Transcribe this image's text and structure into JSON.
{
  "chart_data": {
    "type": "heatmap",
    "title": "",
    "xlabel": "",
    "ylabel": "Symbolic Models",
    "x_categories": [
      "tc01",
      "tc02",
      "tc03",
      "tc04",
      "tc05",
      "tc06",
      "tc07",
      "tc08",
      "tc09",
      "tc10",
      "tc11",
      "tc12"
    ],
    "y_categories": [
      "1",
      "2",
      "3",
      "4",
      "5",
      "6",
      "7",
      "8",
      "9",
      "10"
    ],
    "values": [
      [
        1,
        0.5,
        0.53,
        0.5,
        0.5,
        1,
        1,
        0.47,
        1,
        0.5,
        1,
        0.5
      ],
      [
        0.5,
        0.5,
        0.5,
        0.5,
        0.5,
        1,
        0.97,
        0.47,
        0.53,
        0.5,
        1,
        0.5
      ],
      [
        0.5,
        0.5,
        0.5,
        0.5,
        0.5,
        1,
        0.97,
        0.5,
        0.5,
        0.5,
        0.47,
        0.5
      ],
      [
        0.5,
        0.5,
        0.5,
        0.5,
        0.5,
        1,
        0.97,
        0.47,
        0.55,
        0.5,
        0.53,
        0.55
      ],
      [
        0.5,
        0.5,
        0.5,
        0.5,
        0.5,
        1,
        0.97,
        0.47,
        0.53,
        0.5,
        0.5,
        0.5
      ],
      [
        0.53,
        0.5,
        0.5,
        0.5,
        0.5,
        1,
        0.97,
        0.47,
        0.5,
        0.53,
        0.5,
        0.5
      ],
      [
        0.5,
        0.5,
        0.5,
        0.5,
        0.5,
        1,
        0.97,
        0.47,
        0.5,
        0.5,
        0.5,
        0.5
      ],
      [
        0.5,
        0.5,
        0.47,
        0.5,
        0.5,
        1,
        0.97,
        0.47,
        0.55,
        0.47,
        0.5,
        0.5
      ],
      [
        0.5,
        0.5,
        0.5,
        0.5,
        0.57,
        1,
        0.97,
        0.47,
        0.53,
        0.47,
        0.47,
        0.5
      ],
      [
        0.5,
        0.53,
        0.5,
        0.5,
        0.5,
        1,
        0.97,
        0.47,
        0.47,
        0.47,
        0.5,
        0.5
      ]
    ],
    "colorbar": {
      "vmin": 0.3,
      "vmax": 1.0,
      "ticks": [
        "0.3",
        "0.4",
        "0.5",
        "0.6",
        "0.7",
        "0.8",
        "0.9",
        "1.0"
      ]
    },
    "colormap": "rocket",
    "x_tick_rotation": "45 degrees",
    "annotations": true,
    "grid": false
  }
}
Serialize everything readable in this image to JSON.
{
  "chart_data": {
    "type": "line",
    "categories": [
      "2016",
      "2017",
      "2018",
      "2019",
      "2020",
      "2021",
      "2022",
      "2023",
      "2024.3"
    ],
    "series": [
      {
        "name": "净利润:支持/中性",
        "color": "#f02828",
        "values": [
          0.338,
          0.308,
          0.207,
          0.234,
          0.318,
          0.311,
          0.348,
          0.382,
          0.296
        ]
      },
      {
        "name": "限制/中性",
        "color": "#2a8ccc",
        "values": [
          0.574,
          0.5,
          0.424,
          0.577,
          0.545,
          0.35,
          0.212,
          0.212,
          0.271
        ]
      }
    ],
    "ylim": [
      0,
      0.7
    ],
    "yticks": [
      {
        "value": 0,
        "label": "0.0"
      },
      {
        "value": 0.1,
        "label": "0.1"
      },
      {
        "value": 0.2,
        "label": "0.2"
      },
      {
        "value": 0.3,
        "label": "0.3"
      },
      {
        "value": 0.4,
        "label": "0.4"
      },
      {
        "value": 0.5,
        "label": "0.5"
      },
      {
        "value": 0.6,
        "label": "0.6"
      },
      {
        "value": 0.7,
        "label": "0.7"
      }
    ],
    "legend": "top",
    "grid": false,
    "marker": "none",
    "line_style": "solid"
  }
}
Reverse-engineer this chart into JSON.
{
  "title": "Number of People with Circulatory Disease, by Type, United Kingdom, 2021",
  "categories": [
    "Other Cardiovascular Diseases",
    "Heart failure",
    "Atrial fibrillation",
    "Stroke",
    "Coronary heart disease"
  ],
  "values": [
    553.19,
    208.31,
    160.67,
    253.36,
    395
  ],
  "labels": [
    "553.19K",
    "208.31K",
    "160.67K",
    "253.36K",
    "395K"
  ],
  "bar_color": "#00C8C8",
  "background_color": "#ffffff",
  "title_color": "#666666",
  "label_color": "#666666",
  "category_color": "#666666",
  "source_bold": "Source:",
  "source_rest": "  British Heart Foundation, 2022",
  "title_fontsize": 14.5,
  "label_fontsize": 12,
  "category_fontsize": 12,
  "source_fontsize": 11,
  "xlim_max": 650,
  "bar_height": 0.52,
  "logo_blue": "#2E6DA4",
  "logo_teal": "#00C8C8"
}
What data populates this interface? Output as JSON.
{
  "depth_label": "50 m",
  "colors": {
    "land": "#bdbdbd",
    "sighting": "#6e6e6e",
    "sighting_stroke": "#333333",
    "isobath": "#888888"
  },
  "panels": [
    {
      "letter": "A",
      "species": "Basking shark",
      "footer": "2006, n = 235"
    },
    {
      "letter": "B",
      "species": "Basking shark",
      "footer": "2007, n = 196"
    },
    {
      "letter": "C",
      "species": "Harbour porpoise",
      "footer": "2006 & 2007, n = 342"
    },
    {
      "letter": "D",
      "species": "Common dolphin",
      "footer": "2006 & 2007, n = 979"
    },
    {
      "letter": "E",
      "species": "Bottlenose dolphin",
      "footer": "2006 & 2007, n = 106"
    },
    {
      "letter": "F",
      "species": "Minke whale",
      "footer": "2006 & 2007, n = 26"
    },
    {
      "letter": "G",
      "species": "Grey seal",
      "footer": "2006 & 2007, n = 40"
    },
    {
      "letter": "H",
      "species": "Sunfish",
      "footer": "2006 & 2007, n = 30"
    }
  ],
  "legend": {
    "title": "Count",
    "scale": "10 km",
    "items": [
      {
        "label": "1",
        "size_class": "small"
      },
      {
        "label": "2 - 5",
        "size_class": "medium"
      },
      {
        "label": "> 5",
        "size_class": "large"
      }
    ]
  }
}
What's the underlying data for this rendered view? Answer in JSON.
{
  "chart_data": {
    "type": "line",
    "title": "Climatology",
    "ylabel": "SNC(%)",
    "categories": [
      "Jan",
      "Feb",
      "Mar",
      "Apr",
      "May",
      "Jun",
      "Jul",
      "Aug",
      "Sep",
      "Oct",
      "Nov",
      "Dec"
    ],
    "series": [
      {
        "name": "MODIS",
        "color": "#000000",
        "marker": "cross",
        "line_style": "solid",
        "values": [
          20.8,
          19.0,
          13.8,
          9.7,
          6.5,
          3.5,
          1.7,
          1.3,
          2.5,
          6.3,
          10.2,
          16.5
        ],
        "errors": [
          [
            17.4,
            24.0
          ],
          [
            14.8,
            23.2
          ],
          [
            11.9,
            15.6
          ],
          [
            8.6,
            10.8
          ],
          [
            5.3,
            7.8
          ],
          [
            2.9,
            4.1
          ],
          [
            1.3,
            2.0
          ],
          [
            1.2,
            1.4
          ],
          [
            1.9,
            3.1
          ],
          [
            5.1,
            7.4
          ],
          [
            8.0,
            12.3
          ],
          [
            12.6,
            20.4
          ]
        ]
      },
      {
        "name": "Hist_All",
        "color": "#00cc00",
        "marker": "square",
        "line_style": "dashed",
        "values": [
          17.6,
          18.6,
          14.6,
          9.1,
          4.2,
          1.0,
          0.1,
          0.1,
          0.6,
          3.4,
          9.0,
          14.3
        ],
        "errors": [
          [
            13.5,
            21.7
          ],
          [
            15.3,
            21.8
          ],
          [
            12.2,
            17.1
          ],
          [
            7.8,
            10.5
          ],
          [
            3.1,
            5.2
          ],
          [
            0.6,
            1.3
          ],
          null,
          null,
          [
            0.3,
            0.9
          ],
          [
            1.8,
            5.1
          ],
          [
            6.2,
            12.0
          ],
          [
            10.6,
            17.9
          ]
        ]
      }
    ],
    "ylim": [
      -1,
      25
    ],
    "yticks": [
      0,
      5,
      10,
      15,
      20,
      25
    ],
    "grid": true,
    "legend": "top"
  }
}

=== WRITTEN PROBLEM ===
Go through the records and show every line with the string "name" in it.

=== COMPLETE ANSWER ===
        "name": "净利润:支持/中性",
        "name": "限制/中性",
        "name": "MODIS",
        "name": "Hist_All",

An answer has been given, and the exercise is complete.